Collection entries:
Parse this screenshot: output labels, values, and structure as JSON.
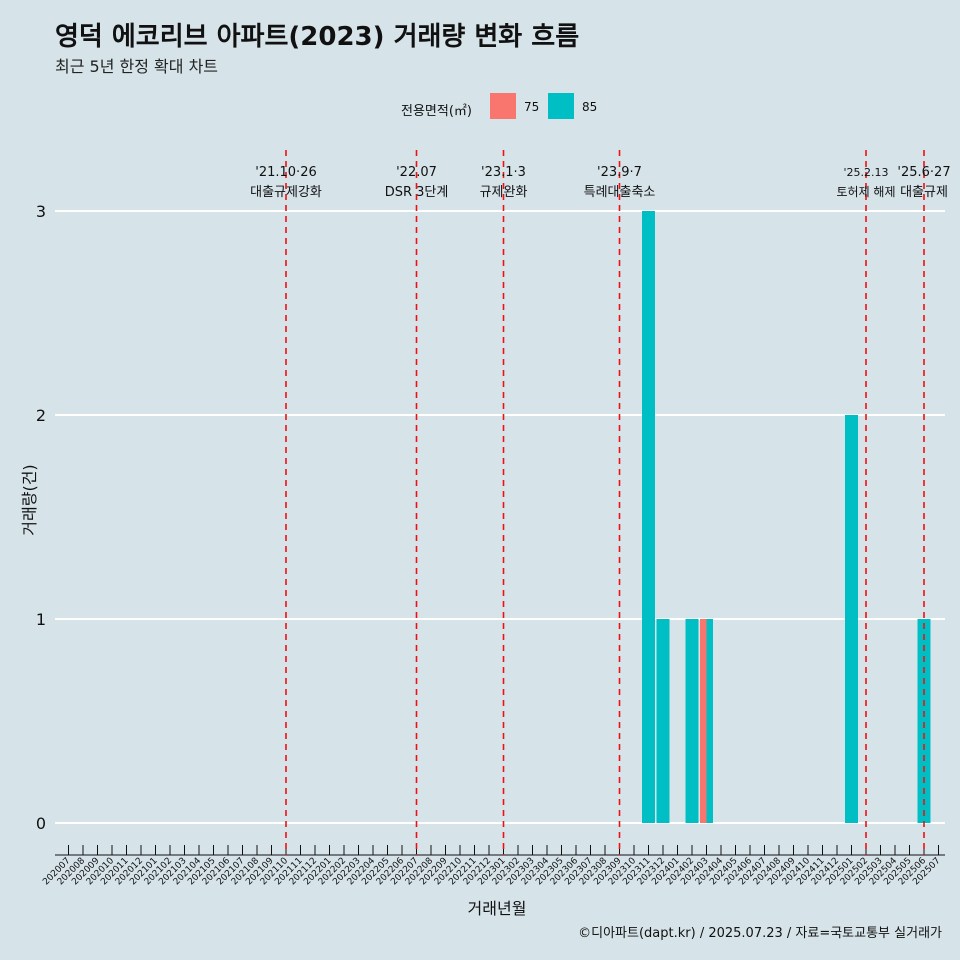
{
  "title": "영덕 에코리브 아파트(2023) 거래량 변화 흐름",
  "subtitle": "최근 5년 한정 확대 차트",
  "caption": "©디아파트(dapt.kr) / 2025.07.23 / 자료=국토교통부 실거래가",
  "legend": {
    "title": "전용면적(㎡)",
    "items": [
      {
        "label": "75",
        "color": "#f8766d"
      },
      {
        "label": "85",
        "color": "#00bfc4"
      }
    ]
  },
  "chart_data": {
    "type": "bar",
    "xlabel": "거래년월",
    "ylabel": "거래량(건)",
    "ylim": [
      0,
      3
    ],
    "yticks": [
      0,
      1,
      2,
      3
    ],
    "grid": true,
    "legend_position": "top",
    "categories": [
      "202007",
      "202008",
      "202009",
      "202010",
      "202011",
      "202012",
      "202101",
      "202102",
      "202103",
      "202104",
      "202105",
      "202106",
      "202107",
      "202108",
      "202109",
      "202110",
      "202111",
      "202112",
      "202201",
      "202202",
      "202203",
      "202204",
      "202205",
      "202206",
      "202207",
      "202208",
      "202209",
      "202210",
      "202211",
      "202212",
      "202301",
      "202302",
      "202303",
      "202304",
      "202305",
      "202306",
      "202307",
      "202308",
      "202309",
      "202310",
      "202311",
      "202312",
      "202401",
      "202402",
      "202403",
      "202404",
      "202405",
      "202406",
      "202407",
      "202408",
      "202409",
      "202410",
      "202411",
      "202412",
      "202501",
      "202502",
      "202503",
      "202504",
      "202505",
      "202506",
      "202507"
    ],
    "series": [
      {
        "name": "75",
        "color": "#f8766d",
        "points": [
          {
            "x": "202403",
            "y": 1
          }
        ]
      },
      {
        "name": "85",
        "color": "#00bfc4",
        "points": [
          {
            "x": "202311",
            "y": 3
          },
          {
            "x": "202312",
            "y": 1
          },
          {
            "x": "202402",
            "y": 1
          },
          {
            "x": "202403",
            "y": 1
          },
          {
            "x": "202501",
            "y": 2
          },
          {
            "x": "202506",
            "y": 1
          }
        ]
      }
    ],
    "annotations": [
      {
        "x": "202110",
        "offset": 0.0,
        "date": "'21.10·26",
        "text": "대출규제강화"
      },
      {
        "x": "202207",
        "offset": 0.0,
        "date": "'22.07",
        "text": "DSR 3단계"
      },
      {
        "x": "202301",
        "offset": 0.0,
        "date": "'23.1·3",
        "text": "규제완화"
      },
      {
        "x": "202309",
        "offset": 0.0,
        "date": "'23.9·7",
        "text": "특례대출축소"
      },
      {
        "x": "202502",
        "offset": 0.0,
        "date": "'25.2.13",
        "text": "토허제 해제"
      },
      {
        "x": "202506",
        "offset": 0.0,
        "date": "'25.6·27",
        "text": "대출규제"
      }
    ]
  }
}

**TASK PROMPT:** Pull out each line containing the word "date" and copy it.

**EXERCISE OUTPUT:**
        "date": "'21.10·26",
        "date": "'22.07",
        "date": "'23.1·3",
        "date": "'23.9·7",
        "date": "'25.2.13",
        "date": "'25.6·27",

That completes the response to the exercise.